### GIVEN RECORDS
◇ ◇ ◇
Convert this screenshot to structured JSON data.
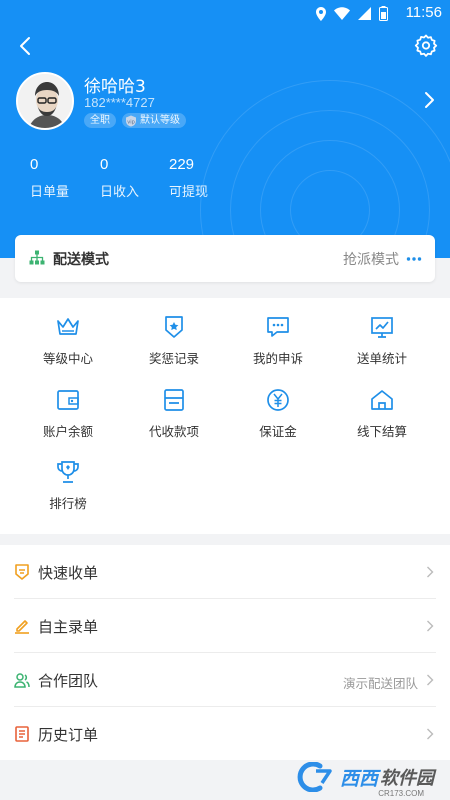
{
  "status_bar": {
    "time": "11:56"
  },
  "profile": {
    "name": "徐哈哈3",
    "phone": "182****4727",
    "role_tag": "全职",
    "level_tag": "默认等级"
  },
  "stats": [
    {
      "value": "0",
      "label": "日单量"
    },
    {
      "value": "0",
      "label": "日收入"
    },
    {
      "value": "229",
      "label": "可提现"
    }
  ],
  "delivery_mode": {
    "title": "配送模式",
    "value": "抢派模式"
  },
  "grid": [
    {
      "label": "等级中心",
      "icon": "crown-icon"
    },
    {
      "label": "奖惩记录",
      "icon": "badge-icon"
    },
    {
      "label": "我的申诉",
      "icon": "message-icon"
    },
    {
      "label": "送单统计",
      "icon": "chart-icon"
    },
    {
      "label": "账户余额",
      "icon": "wallet-icon"
    },
    {
      "label": "代收款项",
      "icon": "card-icon"
    },
    {
      "label": "保证金",
      "icon": "yuan-icon"
    },
    {
      "label": "线下结算",
      "icon": "home-icon"
    },
    {
      "label": "排行榜",
      "icon": "trophy-icon"
    }
  ],
  "menu": [
    {
      "label": "快速收单",
      "value": "",
      "icon": "quick-order-icon"
    },
    {
      "label": "自主录单",
      "value": "",
      "icon": "edit-icon"
    },
    {
      "label": "合作团队",
      "value": "演示配送团队",
      "icon": "team-icon"
    },
    {
      "label": "历史订单",
      "value": "",
      "icon": "history-icon"
    }
  ],
  "watermark": {
    "brand": "西西",
    "brand2": "软件园",
    "site": "CR173.COM"
  },
  "colors": {
    "primary": "#1690f5",
    "icon_blue": "#1f8fe8",
    "icon_orange": "#f0a020",
    "icon_green": "#3cb371",
    "icon_red": "#e8623a"
  }
}
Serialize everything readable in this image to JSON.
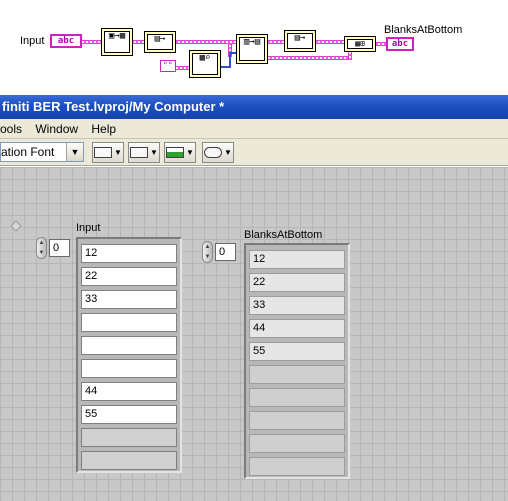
{
  "diagram": {
    "input_label": "Input",
    "output_label": "BlanksAtBottom",
    "input_terminal": "abc",
    "output_terminal": "abc",
    "string_constant": "\"\"",
    "colors": {
      "string_wire": "#ff55ee",
      "int_wire": "#3050c8"
    }
  },
  "window": {
    "title": "finiti BER Test.lvproj/My Computer *"
  },
  "menu": {
    "items": [
      "ools",
      "Window",
      "Help"
    ]
  },
  "toolbar": {
    "font_select": "ation Font",
    "buttons": [
      "align-objects",
      "distribute-objects",
      "resize-objects",
      "reorder"
    ]
  },
  "panel": {
    "input": {
      "label": "Input",
      "index": "0",
      "values": [
        "12",
        "22",
        "33",
        "",
        "",
        "",
        "44",
        "55",
        "",
        ""
      ],
      "element_count": 8
    },
    "output": {
      "label": "BlanksAtBottom",
      "index": "0",
      "values": [
        "12",
        "22",
        "33",
        "44",
        "55",
        "",
        "",
        "",
        "",
        ""
      ],
      "element_count": 5
    }
  }
}
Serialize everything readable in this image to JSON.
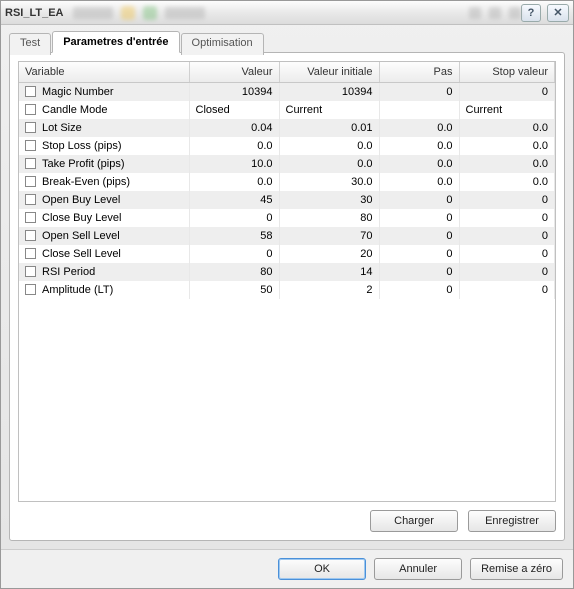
{
  "window": {
    "title": "RSI_LT_EA"
  },
  "tabs": {
    "test": "Test",
    "params": "Parametres d'entrée",
    "optim": "Optimisation"
  },
  "table": {
    "headers": {
      "variable": "Variable",
      "value": "Valeur",
      "initial": "Valeur initiale",
      "step": "Pas",
      "stop": "Stop valeur"
    },
    "rows": [
      {
        "name": "Magic Number",
        "value": "10394",
        "initial": "10394",
        "step": "0",
        "stop": "0"
      },
      {
        "name": "Candle Mode",
        "value": "Closed",
        "initial": "Current",
        "step": "",
        "stop": "Current"
      },
      {
        "name": "Lot Size",
        "value": "0.04",
        "initial": "0.01",
        "step": "0.0",
        "stop": "0.0"
      },
      {
        "name": "Stop Loss (pips)",
        "value": "0.0",
        "initial": "0.0",
        "step": "0.0",
        "stop": "0.0"
      },
      {
        "name": "Take Profit (pips)",
        "value": "10.0",
        "initial": "0.0",
        "step": "0.0",
        "stop": "0.0"
      },
      {
        "name": "Break-Even (pips)",
        "value": "0.0",
        "initial": "30.0",
        "step": "0.0",
        "stop": "0.0"
      },
      {
        "name": "Open Buy Level",
        "value": "45",
        "initial": "30",
        "step": "0",
        "stop": "0"
      },
      {
        "name": "Close Buy Level",
        "value": "0",
        "initial": "80",
        "step": "0",
        "stop": "0"
      },
      {
        "name": "Open Sell Level",
        "value": "58",
        "initial": "70",
        "step": "0",
        "stop": "0"
      },
      {
        "name": "Close Sell Level",
        "value": "0",
        "initial": "20",
        "step": "0",
        "stop": "0"
      },
      {
        "name": "RSI Period",
        "value": "80",
        "initial": "14",
        "step": "0",
        "stop": "0"
      },
      {
        "name": "Amplitude (LT)",
        "value": "50",
        "initial": "2",
        "step": "0",
        "stop": "0"
      }
    ]
  },
  "buttons": {
    "load": "Charger",
    "save": "Enregistrer",
    "ok": "OK",
    "cancel": "Annuler",
    "reset": "Remise a zéro"
  },
  "icons": {
    "help": "?",
    "close": "✕"
  }
}
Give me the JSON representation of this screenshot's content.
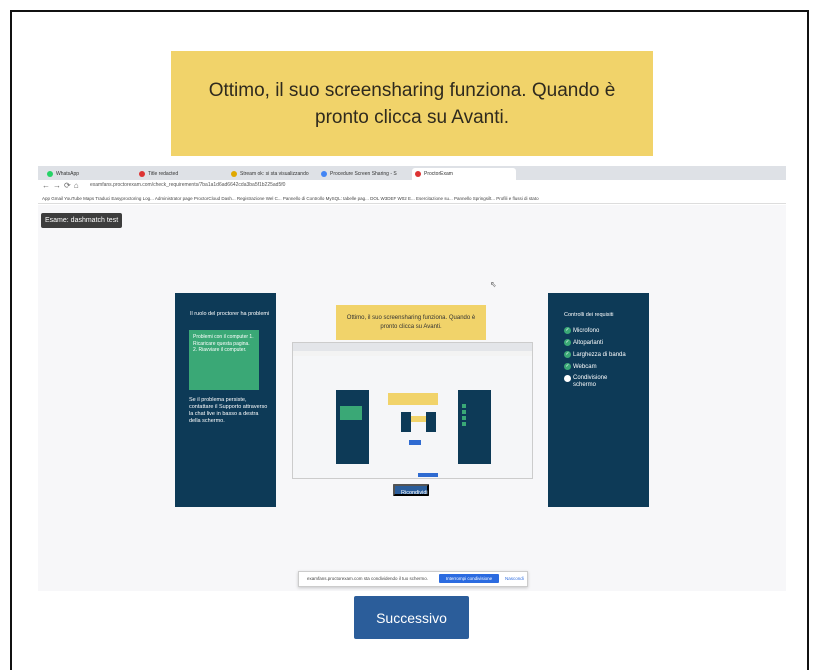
{
  "banner": {
    "text": "Ottimo, il suo screensharing funziona. Quando è pronto clicca su Avanti."
  },
  "browser": {
    "tabs": [
      "WhatsApp",
      "Title redacted",
      "Stream ok: si sta visualizzando",
      "Procedure Screen Sharing - S",
      "ProctorExam"
    ],
    "url": "examfans.proctorexam.com/check_requirements/7ba1a1d6ad6642cda3ba5f1b225ad5f0",
    "bookmarks": "App  Gmail  YouTube  Maps  Traduci  Easyproctoring Log...  Administrator page  ProctorCloud Dash...  Registrazione Wel C...  Pannello di Controllo  MySQL: tabelle pag...  DOL W3DEF W02 E...  Esercitazione su...  Pannello Springsilt...  Profili e flussi di stato"
  },
  "page": {
    "exam_tag": "Esame: dashmatch test",
    "left_panel": {
      "intro": "Il ruolo del proctorer ha problemi",
      "green_box": "Problemi con il computer 1. Ricaricare questa pagina. 2. Riavviare il computer.",
      "footer": "Se il problema persiste, contattare il Supporto attraverso la chat live in basso a destra della schermo."
    },
    "center_banner": "Ottimo, il suo screensharing funziona. Quando è pronto clicca su Avanti.",
    "ricondividi_label": "Ricondividi",
    "right_panel": {
      "title": "Controlli dei requisiti",
      "checks": [
        {
          "label": "Microfono",
          "ok": true
        },
        {
          "label": "Altoparlanti",
          "ok": true
        },
        {
          "label": "Larghezza di banda",
          "ok": true
        },
        {
          "label": "Webcam",
          "ok": true
        },
        {
          "label": "Condivisione schermo",
          "ok": false
        }
      ]
    },
    "share_bar": {
      "message": "examfans.proctorexam.com sta condividendo il tuo schermo.",
      "stop_label": "Interrompi condivisione",
      "hide_label": "Nascondi"
    }
  },
  "footer": {
    "next_label": "Successivo"
  },
  "colors": {
    "banner_yellow": "#f1d36a",
    "panel_navy": "#0d3a57",
    "green": "#3aa876",
    "button_blue": "#2b5d9a"
  }
}
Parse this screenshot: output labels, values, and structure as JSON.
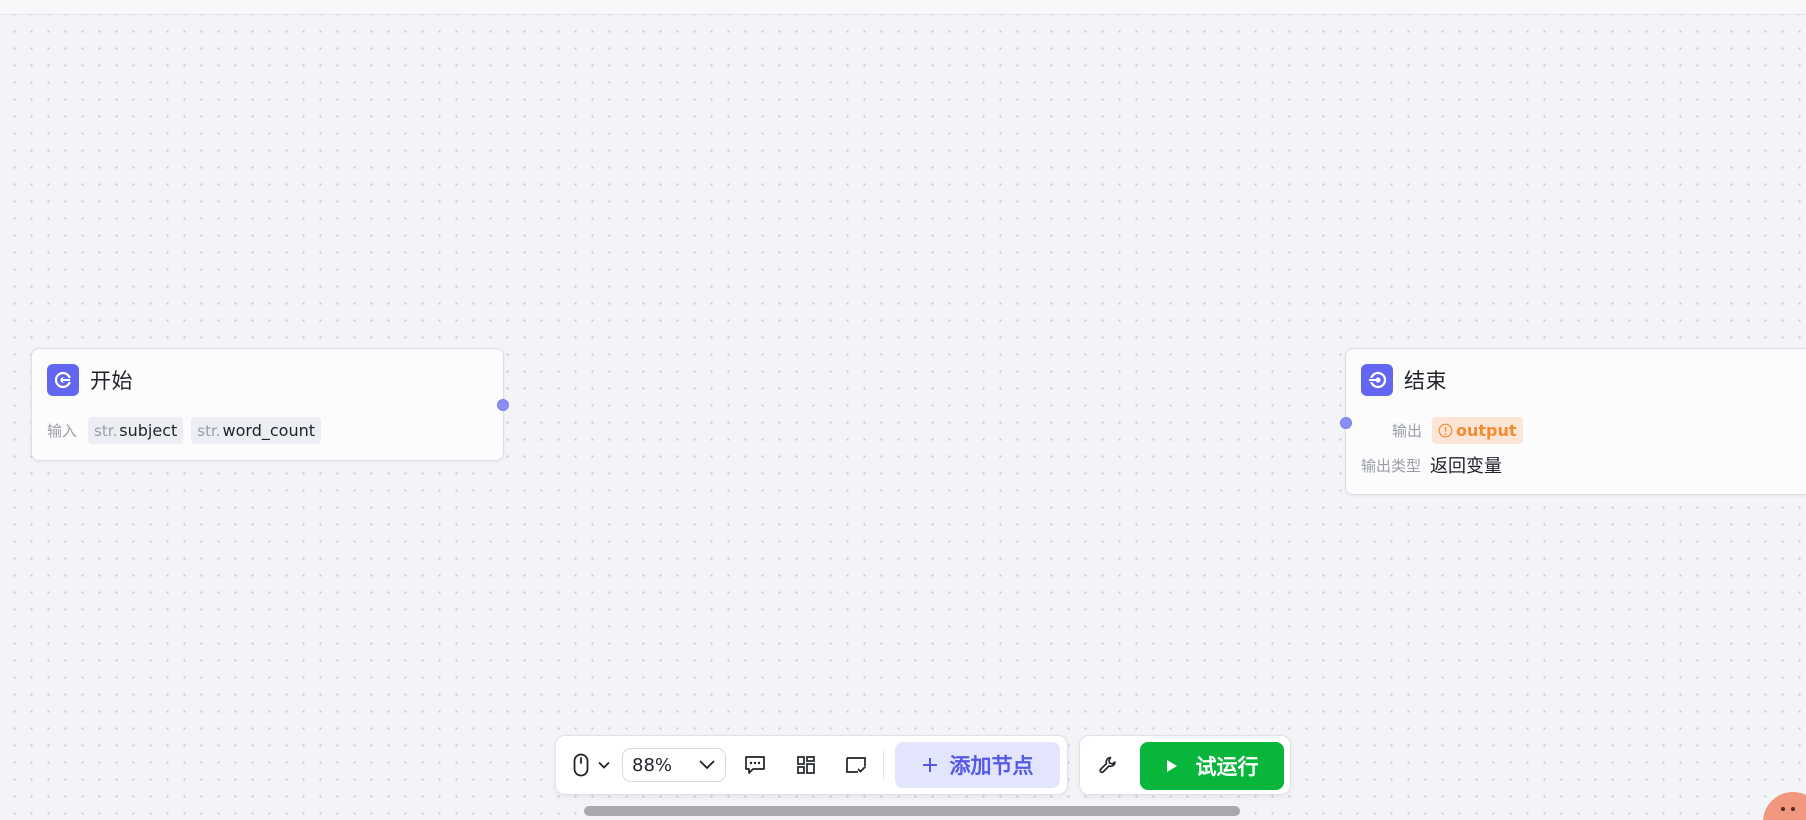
{
  "start_node": {
    "title": "开始",
    "input_label": "输入",
    "inputs": [
      {
        "type": "str.",
        "name": "subject"
      },
      {
        "type": "str.",
        "name": "word_count"
      }
    ]
  },
  "end_node": {
    "title": "结束",
    "output_label": "输出",
    "output_var": "output",
    "output_type_label": "输出类型",
    "output_type_value": "返回变量"
  },
  "toolbar": {
    "zoom": "88%",
    "add_node_label": "添加节点",
    "run_label": "试运行"
  },
  "colors": {
    "accent": "#6366f1",
    "run_green": "#07b63a",
    "warning": "#f28a2f"
  },
  "icons": [
    "start-node-icon",
    "end-node-icon",
    "mouse-icon",
    "chevron-down-icon",
    "comment-icon",
    "layout-icon",
    "minimap-icon",
    "plus-icon",
    "wrench-icon",
    "play-icon",
    "warning-icon"
  ]
}
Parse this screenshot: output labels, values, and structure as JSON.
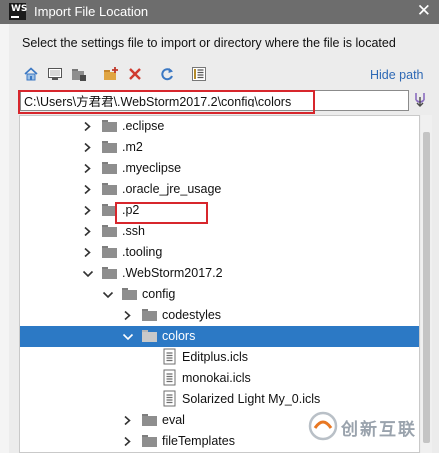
{
  "window": {
    "title": "Import File Location",
    "app_icon_text": "WS",
    "close_glyph": "✕"
  },
  "description": "Select the settings file to import or directory where the file is located",
  "toolbar": {
    "buttons": [
      "home-icon",
      "desktop-icon",
      "project-folder-icon",
      "new-folder-icon",
      "delete-icon",
      "refresh-icon",
      "show-hidden-icon"
    ],
    "hide_path_label": "Hide path"
  },
  "path": {
    "value": "C:\\Users\\方君君\\.WebStorm2017.2\\config\\colors"
  },
  "tree": {
    "rows": [
      {
        "label": ".eclipse",
        "kind": "folder",
        "arrow": "collapsed"
      },
      {
        "label": ".m2",
        "kind": "folder",
        "arrow": "collapsed"
      },
      {
        "label": ".myeclipse",
        "kind": "folder",
        "arrow": "collapsed"
      },
      {
        "label": ".oracle_jre_usage",
        "kind": "folder",
        "arrow": "collapsed"
      },
      {
        "label": ".p2",
        "kind": "folder",
        "arrow": "collapsed"
      },
      {
        "label": ".ssh",
        "kind": "folder",
        "arrow": "collapsed"
      },
      {
        "label": ".tooling",
        "kind": "folder",
        "arrow": "collapsed"
      },
      {
        "label": ".WebStorm2017.2",
        "kind": "folder",
        "arrow": "expanded"
      },
      {
        "label": "config",
        "kind": "folder",
        "arrow": "expanded"
      },
      {
        "label": "codestyles",
        "kind": "folder",
        "arrow": "collapsed"
      },
      {
        "label": "colors",
        "kind": "folder",
        "arrow": "expanded",
        "selected": true
      },
      {
        "label": "Editplus.icls",
        "kind": "file",
        "arrow": "none"
      },
      {
        "label": "monokai.icls",
        "kind": "file",
        "arrow": "none"
      },
      {
        "label": "Solarized Light My_0.icls",
        "kind": "file",
        "arrow": "none"
      },
      {
        "label": "eval",
        "kind": "folder",
        "arrow": "collapsed"
      },
      {
        "label": "fileTemplates",
        "kind": "folder",
        "arrow": "collapsed"
      }
    ]
  },
  "watermark": {
    "text": "创新互联"
  },
  "colors": {
    "selection": "#2c79c5",
    "highlight_box": "#d7262c",
    "link": "#2e69b5",
    "folder": "#8e8e8e"
  }
}
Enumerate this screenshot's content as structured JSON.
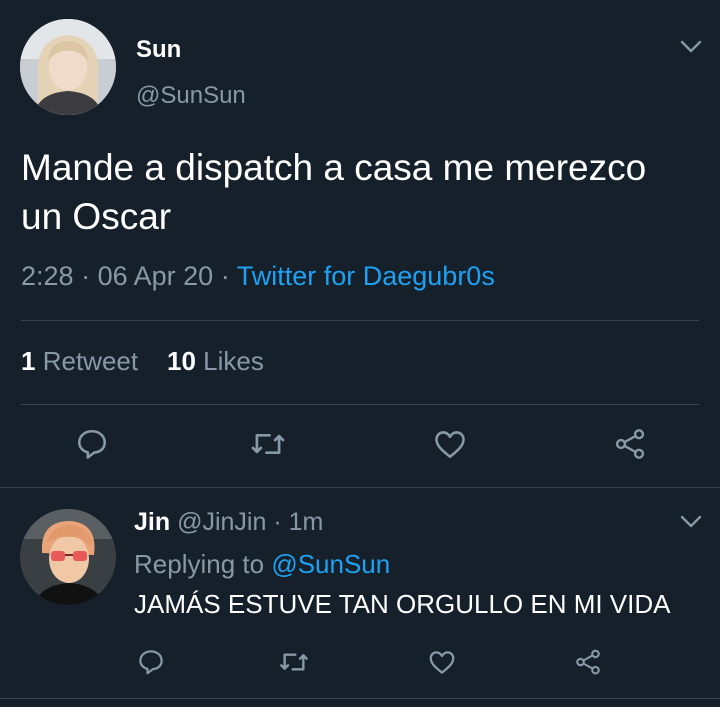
{
  "tweet": {
    "author_name": "Sun",
    "author_handle": "@SunSun",
    "text": "Mande a dispatch a casa me merezco un Oscar",
    "time": "2:28",
    "date": "06 Apr 20",
    "separator": "·",
    "source": "Twitter for Daegubr0s",
    "retweets_count": "1",
    "retweets_label": "Retweet",
    "likes_count": "10",
    "likes_label": "Likes",
    "actions": [
      "reply-icon",
      "retweet-icon",
      "like-icon",
      "share-icon"
    ]
  },
  "reply": {
    "author_name": "Jin",
    "author_handle": "@JinJin",
    "separator": "·",
    "time_ago": "1m",
    "replying_prefix": "Replying to",
    "replying_to": "@SunSun",
    "text": "JAMÁS ESTUVE TAN ORGULLO EN MI VIDA",
    "actions": [
      "reply-icon",
      "retweet-icon",
      "like-icon",
      "share-icon"
    ]
  },
  "colors": {
    "background": "#15202b",
    "secondary_text": "#8899a6",
    "link": "#1da1f2",
    "divider": "#38444d"
  }
}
◇ ◇ ◇
Within the material above, find the lines that contain the word "Quando"; copy them.

### FINAL RESULT
    "text": "Ottimo, il suo screensharing funziona. Quando è pronto clicca su Avanti."
    "center_banner": "Ottimo, il suo screensharing funziona. Quando è pronto clicca su Avanti.",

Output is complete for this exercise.